Sound familiar? The specter of the Vietnam War so haunts the American soul there is no keeping it repressed, try as we might. Even events bearing only superficial similarity to that two-decade disaster can trigger its memory. So for many the ongoing guerrilla war in Iraq has become a Vietnam War Rorschach test, in which troubling images of the present evoke nightmares of the past. 

 

No wonder Donald Rumsfeld clinches his jaw whenever he hears the Q-word. In many ways, of course, the Iraq-Vietnam analogy is strained, even absurd. We're comparing four months to two decades; linking a beleaguered occupation of Iraq after the speedy overthrow of a despised dictator to a protracted war on behalf of an unpopular South Vietnamese government against a nationwide Communist movement led by the widely revered Ho Chi Minh (who was supported by China and the Soviet Union); 240 American deaths in Iraq to 58,000 in Vietnam; perhaps 15,000 Iraqi deaths to three million Vietnamese.

 

However, there are also real similarities between the two wars that should be of great concern, the most important of which is that in Iraq, as in South Vietnam, massive numbers of American troops are being asked not just to fight a war, but to achieve an extremely difficult, perhaps impossible, political goal. In both wars the United States publicly defined its ultimate objective as the establishment of political self-rule and independence on foreign ground, of a local government that could survive without a large and permanent American occupation force.

 

On April 7, 1965, President Lyndon Johnson said, "We want nothing for ourselves -- only that the people of South Vietnam be allowed to guide their own country in their own way." President Bush makes precisely the same claim about Iraq. In truth, the selflessness is as fraudulent now as it was then. Just as four American presidents refused to consider a South Vietnamese government that would include Communist participation, the Bush administration is not about to tolerate a radical Islamist government unfriendly to a significant U.S. political, economic and military presence. In Iraq, perhaps even more than in Vietnam, the United States wants to determine the outcome of "self-determination."

→ **RECORDS SHOWN**:
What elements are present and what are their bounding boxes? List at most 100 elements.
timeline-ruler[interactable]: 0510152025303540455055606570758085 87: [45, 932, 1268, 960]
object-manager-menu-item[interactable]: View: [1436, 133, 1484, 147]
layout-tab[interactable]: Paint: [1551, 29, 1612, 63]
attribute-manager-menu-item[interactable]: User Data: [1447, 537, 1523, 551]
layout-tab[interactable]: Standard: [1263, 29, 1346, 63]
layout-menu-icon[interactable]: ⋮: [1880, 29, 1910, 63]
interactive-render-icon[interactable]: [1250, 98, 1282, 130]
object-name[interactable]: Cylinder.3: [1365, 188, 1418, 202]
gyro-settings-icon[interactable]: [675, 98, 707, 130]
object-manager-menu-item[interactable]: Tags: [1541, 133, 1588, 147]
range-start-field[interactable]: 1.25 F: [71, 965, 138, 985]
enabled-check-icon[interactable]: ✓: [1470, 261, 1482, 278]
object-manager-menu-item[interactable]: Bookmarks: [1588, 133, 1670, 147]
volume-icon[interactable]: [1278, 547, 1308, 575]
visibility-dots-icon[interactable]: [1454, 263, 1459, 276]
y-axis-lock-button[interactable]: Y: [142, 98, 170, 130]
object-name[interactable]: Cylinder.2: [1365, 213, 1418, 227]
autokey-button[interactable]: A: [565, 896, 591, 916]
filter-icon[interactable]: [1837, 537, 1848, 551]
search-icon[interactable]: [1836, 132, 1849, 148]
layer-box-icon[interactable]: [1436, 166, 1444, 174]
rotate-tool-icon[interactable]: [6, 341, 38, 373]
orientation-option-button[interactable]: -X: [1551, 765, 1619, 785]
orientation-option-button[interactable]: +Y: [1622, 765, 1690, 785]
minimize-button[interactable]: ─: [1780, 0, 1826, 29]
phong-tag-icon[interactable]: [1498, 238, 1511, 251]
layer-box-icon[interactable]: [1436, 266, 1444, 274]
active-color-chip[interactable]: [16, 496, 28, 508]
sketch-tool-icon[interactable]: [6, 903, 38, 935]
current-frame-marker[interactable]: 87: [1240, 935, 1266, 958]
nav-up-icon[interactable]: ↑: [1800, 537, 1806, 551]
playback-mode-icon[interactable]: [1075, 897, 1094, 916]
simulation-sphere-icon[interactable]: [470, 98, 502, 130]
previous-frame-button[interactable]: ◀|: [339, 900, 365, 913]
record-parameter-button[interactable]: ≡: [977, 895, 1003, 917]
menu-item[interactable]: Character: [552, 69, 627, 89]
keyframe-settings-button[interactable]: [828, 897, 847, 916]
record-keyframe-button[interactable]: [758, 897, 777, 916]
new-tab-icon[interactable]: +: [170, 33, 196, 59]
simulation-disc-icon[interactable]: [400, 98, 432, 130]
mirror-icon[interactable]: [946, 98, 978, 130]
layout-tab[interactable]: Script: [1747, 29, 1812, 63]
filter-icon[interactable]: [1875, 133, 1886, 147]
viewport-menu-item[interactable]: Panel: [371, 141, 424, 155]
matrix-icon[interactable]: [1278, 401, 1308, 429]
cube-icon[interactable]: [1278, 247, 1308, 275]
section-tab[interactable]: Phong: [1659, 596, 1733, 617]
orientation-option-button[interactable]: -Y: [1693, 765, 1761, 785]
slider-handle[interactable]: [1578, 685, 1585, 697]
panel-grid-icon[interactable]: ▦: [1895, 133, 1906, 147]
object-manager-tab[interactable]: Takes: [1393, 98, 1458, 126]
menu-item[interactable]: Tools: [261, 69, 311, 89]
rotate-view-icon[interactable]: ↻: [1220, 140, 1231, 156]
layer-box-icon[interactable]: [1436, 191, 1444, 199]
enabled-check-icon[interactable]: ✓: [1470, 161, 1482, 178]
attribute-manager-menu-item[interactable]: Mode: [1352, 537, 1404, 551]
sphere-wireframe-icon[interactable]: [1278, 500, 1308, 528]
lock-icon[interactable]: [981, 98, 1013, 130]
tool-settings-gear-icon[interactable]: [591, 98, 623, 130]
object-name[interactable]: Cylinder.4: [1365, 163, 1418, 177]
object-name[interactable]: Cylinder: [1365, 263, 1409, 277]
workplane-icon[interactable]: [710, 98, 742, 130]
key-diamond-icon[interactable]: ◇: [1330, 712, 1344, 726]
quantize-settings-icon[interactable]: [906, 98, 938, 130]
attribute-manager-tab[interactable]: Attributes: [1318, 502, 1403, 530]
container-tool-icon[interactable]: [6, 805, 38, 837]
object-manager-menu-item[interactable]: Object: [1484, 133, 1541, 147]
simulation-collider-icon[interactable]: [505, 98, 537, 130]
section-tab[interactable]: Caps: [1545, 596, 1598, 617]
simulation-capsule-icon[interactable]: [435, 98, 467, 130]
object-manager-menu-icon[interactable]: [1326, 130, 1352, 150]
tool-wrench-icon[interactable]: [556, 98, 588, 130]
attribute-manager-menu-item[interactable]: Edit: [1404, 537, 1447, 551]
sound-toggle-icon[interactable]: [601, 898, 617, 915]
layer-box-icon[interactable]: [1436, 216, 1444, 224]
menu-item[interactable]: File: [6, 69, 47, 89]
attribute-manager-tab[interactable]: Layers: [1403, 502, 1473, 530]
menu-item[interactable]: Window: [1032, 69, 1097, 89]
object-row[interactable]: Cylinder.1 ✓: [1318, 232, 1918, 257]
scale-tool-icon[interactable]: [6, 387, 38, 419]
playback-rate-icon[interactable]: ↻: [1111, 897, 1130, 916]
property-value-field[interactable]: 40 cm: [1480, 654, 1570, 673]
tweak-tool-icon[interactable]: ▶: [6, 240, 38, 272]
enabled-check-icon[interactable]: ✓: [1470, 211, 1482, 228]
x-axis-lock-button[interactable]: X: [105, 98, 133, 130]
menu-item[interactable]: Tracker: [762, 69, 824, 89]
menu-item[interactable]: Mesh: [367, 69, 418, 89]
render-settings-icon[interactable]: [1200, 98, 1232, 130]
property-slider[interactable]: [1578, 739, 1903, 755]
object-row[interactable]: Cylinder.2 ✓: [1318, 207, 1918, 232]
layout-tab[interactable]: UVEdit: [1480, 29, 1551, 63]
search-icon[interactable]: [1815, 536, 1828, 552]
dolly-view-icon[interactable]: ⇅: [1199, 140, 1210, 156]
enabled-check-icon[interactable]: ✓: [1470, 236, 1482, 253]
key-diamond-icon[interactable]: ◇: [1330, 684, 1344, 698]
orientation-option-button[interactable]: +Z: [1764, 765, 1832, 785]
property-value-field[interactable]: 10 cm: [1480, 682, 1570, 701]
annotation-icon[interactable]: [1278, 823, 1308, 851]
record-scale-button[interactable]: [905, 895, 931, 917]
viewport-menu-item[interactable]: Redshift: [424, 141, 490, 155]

→ **WHAT TO WORK ON**:
**A.** On what date did Lyndon Johnson make the statement quoted in the Iraq-Vietnam text?
**B.** Express the stretch of the listing from its start through the line containing "layout-tab[interactable]: Paint: [1551, 29, 1612, 63]" as a Markdown table with two columns, Line and Entry. Number each row and leave out blank lines.

→ **RESULTS OF THE TASKS**:
**A.** April 7, 1965.

**B.**
| Line | Entry |
|---|---|
| 1 | What elements are present and what are their bounding boxes? List at most 100 elements. |
| 2 | timeline-ruler[interactable]: 0510152025303540455055606570758085 87: [45, 932, 1268, 960] |
| 3 | object-manager-menu-item[interactable]: View: [1436, 133, 1484, 147] |
| 4 | layout-tab[interactable]: Paint: [1551, 29, 1612, 63] |